Exercise requirements
Are you able to quote each entry exactly as written?

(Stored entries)
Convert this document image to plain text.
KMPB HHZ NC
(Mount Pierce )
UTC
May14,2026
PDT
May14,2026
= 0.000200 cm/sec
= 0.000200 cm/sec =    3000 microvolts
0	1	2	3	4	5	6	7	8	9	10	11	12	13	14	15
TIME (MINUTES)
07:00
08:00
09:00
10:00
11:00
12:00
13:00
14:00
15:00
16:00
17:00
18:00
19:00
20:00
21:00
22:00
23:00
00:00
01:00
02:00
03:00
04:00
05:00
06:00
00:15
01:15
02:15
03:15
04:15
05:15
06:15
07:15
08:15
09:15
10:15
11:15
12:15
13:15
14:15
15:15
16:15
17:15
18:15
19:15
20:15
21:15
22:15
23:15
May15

Output
Convert this document image to plain text.
KMPB HHZ NC
(Mount Pierce )
UTC
May14,2026
PDT
May14,2026
= 0.000200 cm/sec
= 0.000200 cm/sec =    3000 microvolts
0	1	2	3	4	5	6	7	8	9	10	11	12	13	14	15
TIME (MINUTES)
07:00
08:00
09:00
10:00
11:00
12:00
13:00
14:00
15:00
16:00
17:00
18:00
19:00
20:00
21:00
22:00
23:00
00:00
01:00
02:00
03:00
04:00
05:00
06:00
00:15
01:15
02:15
03:15
04:15
05:15
06:15
07:15
08:15
09:15
10:15
11:15
12:15
13:15
14:15
15:15
16:15
17:15
18:15
19:15
20:15
21:15
22:15
23:15
May15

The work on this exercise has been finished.